**PROMPT**:
Write out every entry, unchanged. Skip any picture.

**RECORDS FOR PROCESSING**:
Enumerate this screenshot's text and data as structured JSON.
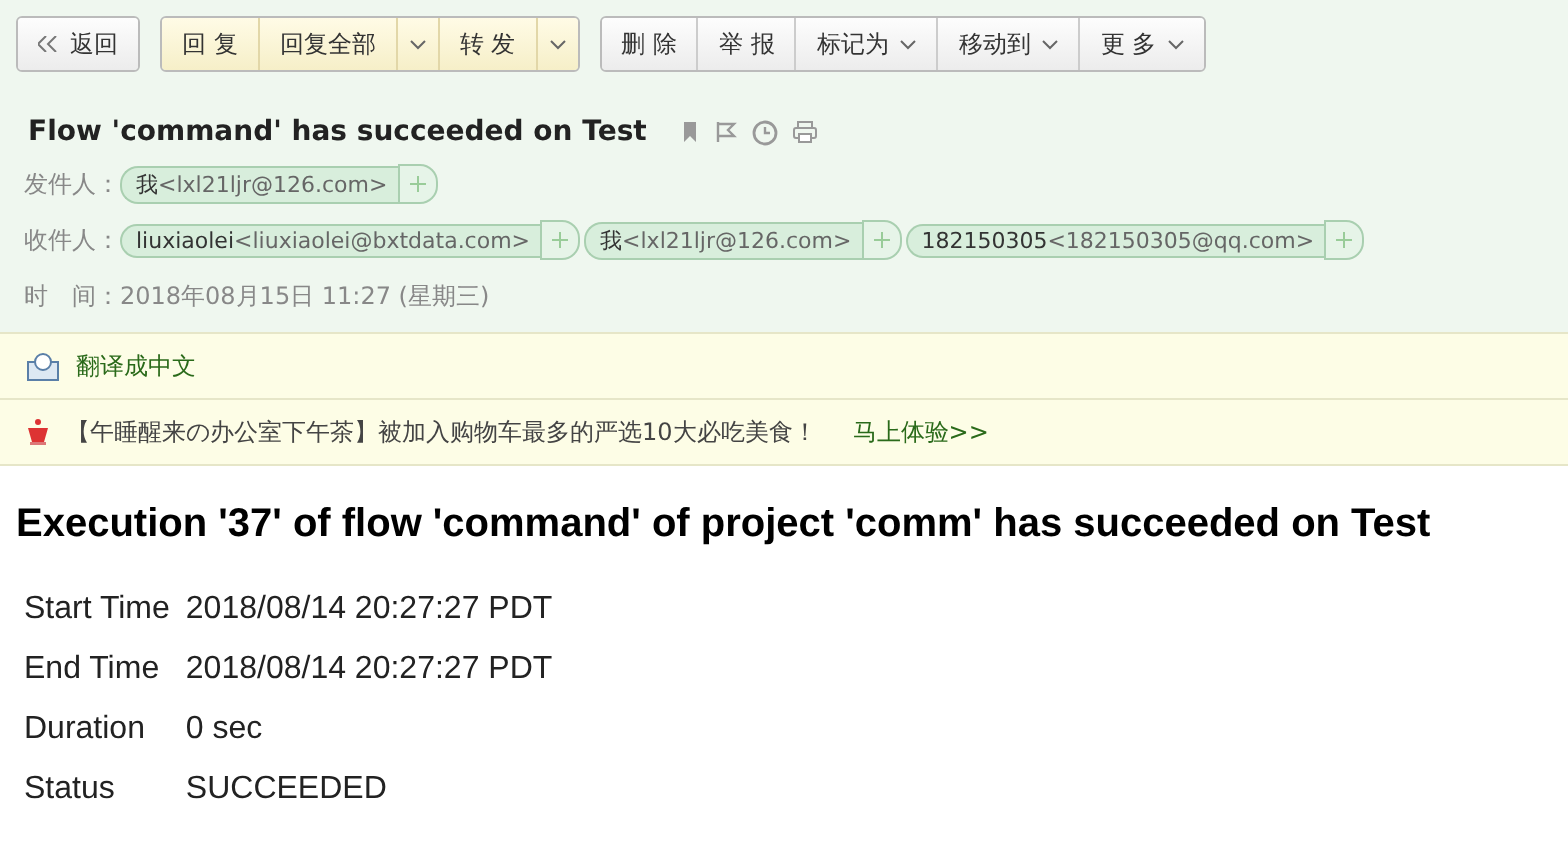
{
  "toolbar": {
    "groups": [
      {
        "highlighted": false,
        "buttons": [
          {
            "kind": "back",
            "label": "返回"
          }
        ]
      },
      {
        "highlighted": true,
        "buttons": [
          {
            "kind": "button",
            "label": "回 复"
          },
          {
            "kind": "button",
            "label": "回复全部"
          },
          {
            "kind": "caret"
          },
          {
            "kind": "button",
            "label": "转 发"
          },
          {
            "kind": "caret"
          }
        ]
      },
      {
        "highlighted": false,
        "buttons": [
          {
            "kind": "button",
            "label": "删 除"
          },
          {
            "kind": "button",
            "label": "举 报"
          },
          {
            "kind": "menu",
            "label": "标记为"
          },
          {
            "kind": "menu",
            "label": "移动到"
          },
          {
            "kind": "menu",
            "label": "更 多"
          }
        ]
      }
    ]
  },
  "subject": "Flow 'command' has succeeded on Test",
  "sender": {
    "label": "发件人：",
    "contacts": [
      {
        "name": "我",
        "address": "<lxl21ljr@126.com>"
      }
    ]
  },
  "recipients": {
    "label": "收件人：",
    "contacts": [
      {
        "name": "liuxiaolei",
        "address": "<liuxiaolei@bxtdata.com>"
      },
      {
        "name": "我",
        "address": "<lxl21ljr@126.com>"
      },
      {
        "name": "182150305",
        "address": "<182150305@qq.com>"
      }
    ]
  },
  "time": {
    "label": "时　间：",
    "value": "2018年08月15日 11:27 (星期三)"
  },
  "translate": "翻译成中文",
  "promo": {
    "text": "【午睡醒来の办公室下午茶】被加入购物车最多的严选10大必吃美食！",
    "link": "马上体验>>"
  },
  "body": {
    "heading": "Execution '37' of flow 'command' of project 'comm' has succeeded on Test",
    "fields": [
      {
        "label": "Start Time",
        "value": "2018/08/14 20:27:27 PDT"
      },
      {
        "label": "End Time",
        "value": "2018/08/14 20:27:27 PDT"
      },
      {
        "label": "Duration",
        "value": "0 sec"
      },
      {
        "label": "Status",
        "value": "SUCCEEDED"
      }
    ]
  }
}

**WRITTEN REPLY**:
Enumerate this screenshot's text and data as structured JSON.
{
  "toolbar": {
    "groups": [
      {
        "highlighted": false,
        "buttons": [
          {
            "kind": "back",
            "label": "返回"
          }
        ]
      },
      {
        "highlighted": true,
        "buttons": [
          {
            "kind": "button",
            "label": "回 复"
          },
          {
            "kind": "button",
            "label": "回复全部"
          },
          {
            "kind": "caret"
          },
          {
            "kind": "button",
            "label": "转 发"
          },
          {
            "kind": "caret"
          }
        ]
      },
      {
        "highlighted": false,
        "buttons": [
          {
            "kind": "button",
            "label": "删 除"
          },
          {
            "kind": "button",
            "label": "举 报"
          },
          {
            "kind": "menu",
            "label": "标记为"
          },
          {
            "kind": "menu",
            "label": "移动到"
          },
          {
            "kind": "menu",
            "label": "更 多"
          }
        ]
      }
    ]
  },
  "subject": "Flow 'command' has succeeded on Test",
  "sender": {
    "label": "发件人：",
    "contacts": [
      {
        "name": "我",
        "address": "<lxl21ljr@126.com>"
      }
    ]
  },
  "recipients": {
    "label": "收件人：",
    "contacts": [
      {
        "name": "liuxiaolei",
        "address": "<liuxiaolei@bxtdata.com>"
      },
      {
        "name": "我",
        "address": "<lxl21ljr@126.com>"
      },
      {
        "name": "182150305",
        "address": "<182150305@qq.com>"
      }
    ]
  },
  "time": {
    "label": "时　间：",
    "value": "2018年08月15日 11:27 (星期三)"
  },
  "translate": "翻译成中文",
  "promo": {
    "text": "【午睡醒来の办公室下午茶】被加入购物车最多的严选10大必吃美食！",
    "link": "马上体验>>"
  },
  "body": {
    "heading": "Execution '37' of flow 'command' of project 'comm' has succeeded on Test",
    "fields": [
      {
        "label": "Start Time",
        "value": "2018/08/14 20:27:27 PDT"
      },
      {
        "label": "End Time",
        "value": "2018/08/14 20:27:27 PDT"
      },
      {
        "label": "Duration",
        "value": "0 sec"
      },
      {
        "label": "Status",
        "value": "SUCCEEDED"
      }
    ]
  }
}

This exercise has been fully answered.